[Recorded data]
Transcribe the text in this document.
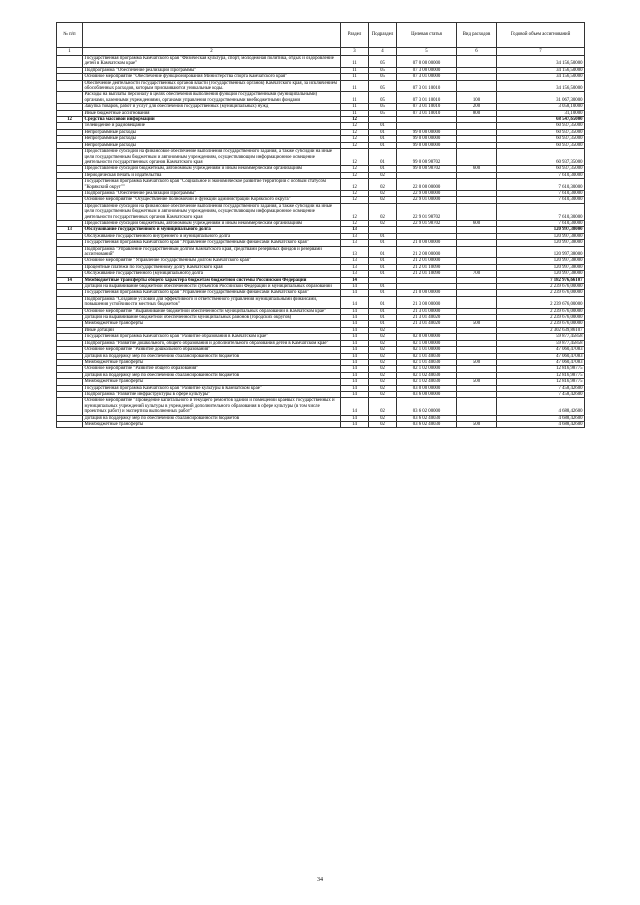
№ п/п		Раздел	Подраздел	Целевая статья	Вид расходов	Годовой объем ассигнований
1	2	3	4	5	6	7
	Государственная программа Камчатского края "Физическая культура, спорт, молодежная политика, отдых и оздоровление детей в Камчатском крае"	11	05	07 0 00 00000		34 156,50000
	Подпрограмма "Обеспечение реализации Программы"	11	05	07 3 00 00000		34 156,50000
	Основное мероприятие "Обеспечение функционирования Министерства спорта Камчатского края"	11	05	07 3 01 00000		34 156,50000
	Обеспечение деятельности государственных органов власти (государственных органов) Камчатского края, за исключением обособленных расходов, которым присваиваются уникальные коды.	11	05	07 3 01 10010		34 156,50000
	Расходы на выплаты персоналу в целях обеспечения выполнения функций государственными (муниципальными) органами, казенными учреждениями, органами управления государственными внебюджетными фондами	11	05	07 3 01 10010	100	31 067,30000
	Закупка товаров, работ и услуг для обеспечения государственных (муниципальных) нужд	11	05	07 3 01 10010	200	3 058,10000
	Иные бюджетные ассигнования	11	05	07 3 01 10010	800	31,10000
12	Средства массовой информации	12				68 547,65000
	Телевидение и радиовещание	12	01			60 937,35000
	Непрограммные расходы	12	01	99 0 00 00000		60 937,35000
	Непрограммные расходы	12	01	99 0 00 00000		60 937,35000
	Непрограммные расходы	12	01	99 0 00 00000		60 937,35000
	Предоставление субсидий на финансовое обеспечение выполнения государственного задания, а также субсидий на иные цели государственным бюджетным и автономным учреждениям, осуществляющим информационное освещение деятельности государственных органов Камчатского края	12	01	99 0 00 98702		60 937,35000
	Предоставление субсидий бюджетным, автономным учреждениям и иным некоммерческим организациям	12	01	99 0 00 98702	600	60 937,35000
	Периодическая печать и издательства	12	02			7 610,30000
	Государственная программа Камчатского края "Социальное и экономическое развитие территории с особым статусом "Корякский округ""	12	02	22 0 00 00000		7 610,30000
	Подпрограмма "Обеспечение реализации Программы"	12	02	22 9 00 00000		7 610,30000
	Основное мероприятие "Осуществление полномочий и функций администрации Корякского округа"	12	02	22 9 01 00000		7 610,30000
	Предоставление субсидий на финансовое обеспечение выполнения государственного задания, а также субсидий на иные цели государственным бюджетным и автономным учреждениям, осуществляющим информационное освещение деятельности государственных органов Камчатского края	12	02	22 9 01 98702		7 610,30000
	Предоставление субсидий бюджетным, автономным учреждениям и иным некоммерческим организациям	12	02	22 9 01 98702	600	7 610,30000
13	Обслуживание государственного и муниципального долга	13				120 997,38000
	Обслуживание государственного внутреннего и муниципального долга	13	01			120 997,38000
	Государственная программа Камчатского края "Управление государственными финансами Камчатского края"	13	01	21 0 00 00000		120 997,38000
	Подпрограмма "Управление государственным долгом Камчатского края, средствами резервных фондов и резервами ассигнований"	13	01	21 2 00 00000		120 997,38000
	Основное мероприятие "Управление государственным долгом Камчатского края"	13	01	21 2 01 00000		120 997,38000
	Процентные платежи по государственному долгу Камчатского края	13	01	21 2 01 10090		120 997,38000
	Обслуживание государственного (муниципального) долга	13	01	21 2 01 10090	700	120 997,38000
14	Межбюджетные трансферты общего характера бюджетам бюджетной системы Российской Федерации	14				7 182 976,66107
	Дотации на выравнивание бюджетной обеспеченности субъектов Российской Федерации и муниципальных образований	14	01			2 239 676,00000
	Государственная программа Камчатского края "Управление государственными финансами Камчатского края"	14	01	21 0 00 00000		2 239 676,00000
	Подпрограмма "Создание условий для эффективного и ответственного управления муниципальными финансами, повышения устойчивости местных бюджетов"	14	01	21 3 00 00000		2 239 676,00000
	Основное мероприятие "Выравнивание бюджетной обеспеченности муниципальных образований в Камчатском крае"	14	01	21 3 01 00000		2 239 676,00000
	Дотации на выравнивание бюджетной обеспеченности муниципальных районов (городских округов)	14	01	21 3 01 40020		2 239 676,00000
	Межбюджетные трансферты	14	01	21 3 01 40020	500	2 239 676,00000
	Иные дотации	14	02			2 302 639,86107
	Государственная программа Камчатского края "Развитие образования в Камчатском крае"	14	02	02 0 00 00000		59 877,45858
	Подпрограмма "Развитие дошкольного, общего образования и дополнительного образования детей в Камчатском крае"	14	02	02 1 00 00000		59 877,45858
	Основное мероприятие "Развитие дошкольного образования"	14	02	02 1 01 00000		47 060,47083
	Дотация на поддержку мер по обеспечению сбалансированности бюджетов	14	02	02 1 01 40030		47 060,47083
	Межбюджетные трансферты	14	02	02 1 01 40030	500	47 060,47083
	Основное мероприятие "Развитие общего образования"	14	02	02 1 02 00000		12 816,98775
	Дотация на поддержку мер по обеспечению сбалансированности бюджетов	14	02	02 1 02 40030		12 816,98775
	Межбюджетные трансферты	14	02	02 1 02 40030	500	12 816,98775
	Государственная программа Камчатского края "Развитие культуры в Камчатском крае"	14	02	03 0 00 00000		7 458,42600
	Подпрограмма "Развитие инфраструктуры в сфере культуры"	14	02	03 6 00 00000		7 458,42600
	Основное мероприятие "Проведение капитального и текущего ремонтов зданий и помещений краевых государственных и муниципальных учреждений культуры в учреждений дополнительного образования в сфере культуры (в том числе проектных работ) и экспертиза выполненных работ"	14	02	03 6 02 00000		4 688,42600
	Дотация на поддержку мер по обеспечению сбалансированности бюджетов	14	02	03 6 02 40030		4 688,42600
	Межбюджетные трансферты	14	02	03 6 02 40030	500	4 688,42600
34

WHAT IS BEING ASKED
Search the data above for the string "дополнительного" and return every line that has it.

ANSWER IN FULL
	Подпрограмма "Развитие дошкольного, общего образования и дополнительного образования детей в Камчатском крае"	14	02	02 1 00 00000		59 877,45858
	Основное мероприятие "Проведение капитального и текущего ремонтов зданий и помещений краевых государственных и муниципальных учреждений культуры в учреждений дополнительного образования в сфере культуры (в том числе проектных работ) и экспертиза выполненных работ"	14	02	03 6 02 00000		4 688,42600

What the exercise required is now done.